Instruction:
Extract every line below that contains the word "used".

Material provided:
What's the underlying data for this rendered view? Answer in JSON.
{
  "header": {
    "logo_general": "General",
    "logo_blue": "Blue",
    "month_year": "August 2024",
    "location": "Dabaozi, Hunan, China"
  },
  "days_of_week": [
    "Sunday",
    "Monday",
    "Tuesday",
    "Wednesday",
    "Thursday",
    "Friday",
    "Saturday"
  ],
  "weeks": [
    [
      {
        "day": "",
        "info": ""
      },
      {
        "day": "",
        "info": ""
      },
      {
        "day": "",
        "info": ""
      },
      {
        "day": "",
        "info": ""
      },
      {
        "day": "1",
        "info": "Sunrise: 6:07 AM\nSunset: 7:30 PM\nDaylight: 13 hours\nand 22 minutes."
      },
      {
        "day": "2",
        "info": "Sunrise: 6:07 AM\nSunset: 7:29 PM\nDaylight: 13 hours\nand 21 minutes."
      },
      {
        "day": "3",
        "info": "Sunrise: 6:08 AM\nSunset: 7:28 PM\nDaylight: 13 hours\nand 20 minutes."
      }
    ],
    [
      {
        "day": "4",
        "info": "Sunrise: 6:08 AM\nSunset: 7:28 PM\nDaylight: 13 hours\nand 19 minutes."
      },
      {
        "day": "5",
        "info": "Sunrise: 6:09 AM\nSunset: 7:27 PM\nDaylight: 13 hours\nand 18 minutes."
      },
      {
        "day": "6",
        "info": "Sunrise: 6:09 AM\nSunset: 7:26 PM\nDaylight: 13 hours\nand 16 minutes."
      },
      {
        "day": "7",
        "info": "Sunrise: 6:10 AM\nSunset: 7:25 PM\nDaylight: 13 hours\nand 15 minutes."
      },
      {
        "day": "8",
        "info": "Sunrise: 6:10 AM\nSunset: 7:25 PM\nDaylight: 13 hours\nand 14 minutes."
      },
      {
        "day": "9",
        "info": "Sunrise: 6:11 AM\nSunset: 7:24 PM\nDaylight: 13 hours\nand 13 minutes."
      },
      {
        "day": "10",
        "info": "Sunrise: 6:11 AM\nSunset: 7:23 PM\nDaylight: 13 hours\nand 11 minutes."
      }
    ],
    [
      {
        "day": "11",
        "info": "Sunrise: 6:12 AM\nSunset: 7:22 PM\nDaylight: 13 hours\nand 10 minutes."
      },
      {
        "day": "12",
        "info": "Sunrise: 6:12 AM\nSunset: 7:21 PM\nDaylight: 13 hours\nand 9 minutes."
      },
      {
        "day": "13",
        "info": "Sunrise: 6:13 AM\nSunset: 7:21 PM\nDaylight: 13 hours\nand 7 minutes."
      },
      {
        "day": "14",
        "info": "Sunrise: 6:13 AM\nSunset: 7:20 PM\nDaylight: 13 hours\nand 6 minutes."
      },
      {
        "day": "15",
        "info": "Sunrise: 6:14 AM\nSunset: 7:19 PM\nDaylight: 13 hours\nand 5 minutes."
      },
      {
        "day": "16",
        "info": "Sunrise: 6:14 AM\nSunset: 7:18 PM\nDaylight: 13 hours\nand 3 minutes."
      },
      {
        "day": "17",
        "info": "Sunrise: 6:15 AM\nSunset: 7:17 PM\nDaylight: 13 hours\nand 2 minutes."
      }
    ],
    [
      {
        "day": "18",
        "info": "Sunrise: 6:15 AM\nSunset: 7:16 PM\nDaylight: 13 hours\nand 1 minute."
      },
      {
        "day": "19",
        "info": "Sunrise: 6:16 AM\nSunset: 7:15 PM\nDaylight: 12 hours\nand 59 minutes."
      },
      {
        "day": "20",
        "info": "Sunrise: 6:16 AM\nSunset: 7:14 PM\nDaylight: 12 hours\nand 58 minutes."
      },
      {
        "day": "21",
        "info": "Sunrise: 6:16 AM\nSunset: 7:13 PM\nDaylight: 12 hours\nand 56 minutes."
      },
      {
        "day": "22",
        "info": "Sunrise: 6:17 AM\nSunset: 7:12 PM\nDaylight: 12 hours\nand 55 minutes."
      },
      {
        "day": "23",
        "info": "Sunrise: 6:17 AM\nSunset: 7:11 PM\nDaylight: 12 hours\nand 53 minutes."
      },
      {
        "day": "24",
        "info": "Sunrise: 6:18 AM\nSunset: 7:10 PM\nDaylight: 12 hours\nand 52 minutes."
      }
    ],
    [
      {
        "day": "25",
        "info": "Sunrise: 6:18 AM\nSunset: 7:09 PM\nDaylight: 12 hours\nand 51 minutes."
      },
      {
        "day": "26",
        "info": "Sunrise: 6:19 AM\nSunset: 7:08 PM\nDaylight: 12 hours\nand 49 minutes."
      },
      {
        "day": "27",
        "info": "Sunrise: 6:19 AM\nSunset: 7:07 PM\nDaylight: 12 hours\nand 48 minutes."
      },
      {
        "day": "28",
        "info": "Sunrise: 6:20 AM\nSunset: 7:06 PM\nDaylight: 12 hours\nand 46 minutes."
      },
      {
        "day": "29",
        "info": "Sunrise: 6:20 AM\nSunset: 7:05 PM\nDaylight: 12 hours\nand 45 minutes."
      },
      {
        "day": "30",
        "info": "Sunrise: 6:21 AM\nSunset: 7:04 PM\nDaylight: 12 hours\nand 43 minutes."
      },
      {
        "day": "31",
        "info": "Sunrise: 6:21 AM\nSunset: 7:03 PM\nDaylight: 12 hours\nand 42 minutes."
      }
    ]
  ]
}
==
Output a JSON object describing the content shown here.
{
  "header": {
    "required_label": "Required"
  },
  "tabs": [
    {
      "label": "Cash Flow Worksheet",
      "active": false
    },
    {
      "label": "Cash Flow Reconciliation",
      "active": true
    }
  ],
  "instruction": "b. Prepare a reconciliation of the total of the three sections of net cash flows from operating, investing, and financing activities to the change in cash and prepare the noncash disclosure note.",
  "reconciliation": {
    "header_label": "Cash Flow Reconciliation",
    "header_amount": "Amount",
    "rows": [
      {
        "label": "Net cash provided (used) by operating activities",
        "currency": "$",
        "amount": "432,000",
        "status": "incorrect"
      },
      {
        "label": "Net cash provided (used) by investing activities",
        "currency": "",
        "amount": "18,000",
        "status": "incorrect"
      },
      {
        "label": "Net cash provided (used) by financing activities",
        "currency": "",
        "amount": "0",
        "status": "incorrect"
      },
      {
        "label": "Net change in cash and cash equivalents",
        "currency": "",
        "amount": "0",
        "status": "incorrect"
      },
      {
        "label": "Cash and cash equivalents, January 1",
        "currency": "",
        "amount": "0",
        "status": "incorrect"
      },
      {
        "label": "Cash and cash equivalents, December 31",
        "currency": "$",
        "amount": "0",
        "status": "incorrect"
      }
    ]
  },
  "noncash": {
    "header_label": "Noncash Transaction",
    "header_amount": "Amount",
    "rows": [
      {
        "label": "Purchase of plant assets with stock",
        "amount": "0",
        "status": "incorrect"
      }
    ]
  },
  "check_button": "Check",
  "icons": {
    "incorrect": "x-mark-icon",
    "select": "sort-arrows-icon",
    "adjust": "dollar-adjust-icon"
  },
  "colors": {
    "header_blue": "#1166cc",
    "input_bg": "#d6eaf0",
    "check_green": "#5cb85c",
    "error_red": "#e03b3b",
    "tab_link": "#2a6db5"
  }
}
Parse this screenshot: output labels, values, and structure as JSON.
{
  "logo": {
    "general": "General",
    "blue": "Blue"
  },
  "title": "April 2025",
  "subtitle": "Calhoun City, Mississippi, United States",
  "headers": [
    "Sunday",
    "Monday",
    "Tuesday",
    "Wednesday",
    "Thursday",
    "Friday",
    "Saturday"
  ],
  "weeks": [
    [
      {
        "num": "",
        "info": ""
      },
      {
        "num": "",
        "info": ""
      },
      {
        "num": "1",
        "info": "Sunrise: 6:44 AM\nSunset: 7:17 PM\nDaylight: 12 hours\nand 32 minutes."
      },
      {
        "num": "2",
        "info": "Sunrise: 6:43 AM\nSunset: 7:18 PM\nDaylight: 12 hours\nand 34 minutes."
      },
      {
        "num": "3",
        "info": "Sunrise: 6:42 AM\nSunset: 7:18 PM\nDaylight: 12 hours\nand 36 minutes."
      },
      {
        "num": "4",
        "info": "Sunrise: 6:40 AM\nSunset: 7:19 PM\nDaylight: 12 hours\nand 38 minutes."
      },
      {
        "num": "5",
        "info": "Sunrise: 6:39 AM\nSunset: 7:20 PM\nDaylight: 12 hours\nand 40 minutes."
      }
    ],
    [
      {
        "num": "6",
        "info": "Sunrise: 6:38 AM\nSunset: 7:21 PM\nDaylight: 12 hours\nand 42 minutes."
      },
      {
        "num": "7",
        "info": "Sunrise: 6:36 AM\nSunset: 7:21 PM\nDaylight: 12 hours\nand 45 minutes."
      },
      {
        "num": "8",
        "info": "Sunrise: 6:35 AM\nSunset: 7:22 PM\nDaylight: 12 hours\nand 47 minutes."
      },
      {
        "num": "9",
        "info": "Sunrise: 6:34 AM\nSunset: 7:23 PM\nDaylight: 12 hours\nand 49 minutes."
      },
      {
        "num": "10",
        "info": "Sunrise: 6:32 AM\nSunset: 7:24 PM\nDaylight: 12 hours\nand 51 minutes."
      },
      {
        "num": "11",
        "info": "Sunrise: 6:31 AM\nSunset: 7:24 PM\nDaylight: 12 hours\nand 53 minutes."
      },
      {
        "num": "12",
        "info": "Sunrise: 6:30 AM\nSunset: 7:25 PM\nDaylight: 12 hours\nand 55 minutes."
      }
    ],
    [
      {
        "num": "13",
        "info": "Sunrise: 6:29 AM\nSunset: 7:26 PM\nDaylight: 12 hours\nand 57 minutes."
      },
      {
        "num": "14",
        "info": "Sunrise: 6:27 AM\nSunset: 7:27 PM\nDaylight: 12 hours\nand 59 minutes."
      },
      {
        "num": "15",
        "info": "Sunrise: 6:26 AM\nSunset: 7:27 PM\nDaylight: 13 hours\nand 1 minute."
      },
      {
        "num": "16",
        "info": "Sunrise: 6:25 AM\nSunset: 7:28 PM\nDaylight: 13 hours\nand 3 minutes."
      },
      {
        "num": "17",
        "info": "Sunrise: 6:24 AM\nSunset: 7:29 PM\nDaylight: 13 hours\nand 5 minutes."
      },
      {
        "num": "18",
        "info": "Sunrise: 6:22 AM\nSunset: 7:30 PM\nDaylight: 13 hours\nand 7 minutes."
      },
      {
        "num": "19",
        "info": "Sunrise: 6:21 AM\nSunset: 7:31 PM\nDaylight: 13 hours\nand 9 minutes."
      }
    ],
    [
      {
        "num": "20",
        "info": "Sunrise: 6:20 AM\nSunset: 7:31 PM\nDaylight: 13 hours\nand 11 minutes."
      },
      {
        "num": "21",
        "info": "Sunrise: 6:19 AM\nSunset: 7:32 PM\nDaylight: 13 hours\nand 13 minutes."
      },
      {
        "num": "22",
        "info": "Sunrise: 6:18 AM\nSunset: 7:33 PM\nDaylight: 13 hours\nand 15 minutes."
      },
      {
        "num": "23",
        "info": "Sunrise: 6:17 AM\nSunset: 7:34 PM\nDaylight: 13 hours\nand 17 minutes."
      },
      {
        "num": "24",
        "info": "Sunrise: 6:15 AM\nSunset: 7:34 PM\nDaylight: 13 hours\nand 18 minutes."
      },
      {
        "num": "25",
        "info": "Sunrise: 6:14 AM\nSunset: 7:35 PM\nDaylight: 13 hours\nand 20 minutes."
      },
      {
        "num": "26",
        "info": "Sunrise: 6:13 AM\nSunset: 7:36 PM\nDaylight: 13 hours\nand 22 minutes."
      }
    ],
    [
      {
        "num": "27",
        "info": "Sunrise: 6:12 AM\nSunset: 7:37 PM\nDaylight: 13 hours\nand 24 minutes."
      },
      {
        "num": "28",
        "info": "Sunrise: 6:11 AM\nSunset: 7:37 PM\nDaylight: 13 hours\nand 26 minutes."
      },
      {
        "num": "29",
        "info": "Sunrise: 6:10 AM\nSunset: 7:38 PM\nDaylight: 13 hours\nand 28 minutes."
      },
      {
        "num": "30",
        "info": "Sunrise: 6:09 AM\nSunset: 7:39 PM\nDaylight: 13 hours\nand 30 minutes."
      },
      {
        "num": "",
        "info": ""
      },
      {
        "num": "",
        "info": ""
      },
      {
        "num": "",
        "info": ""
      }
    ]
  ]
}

The result:
        "label": "Net cash provided (used) by operating activities",
        "label": "Net cash provided (used) by investing activities",
        "label": "Net cash provided (used) by financing activities",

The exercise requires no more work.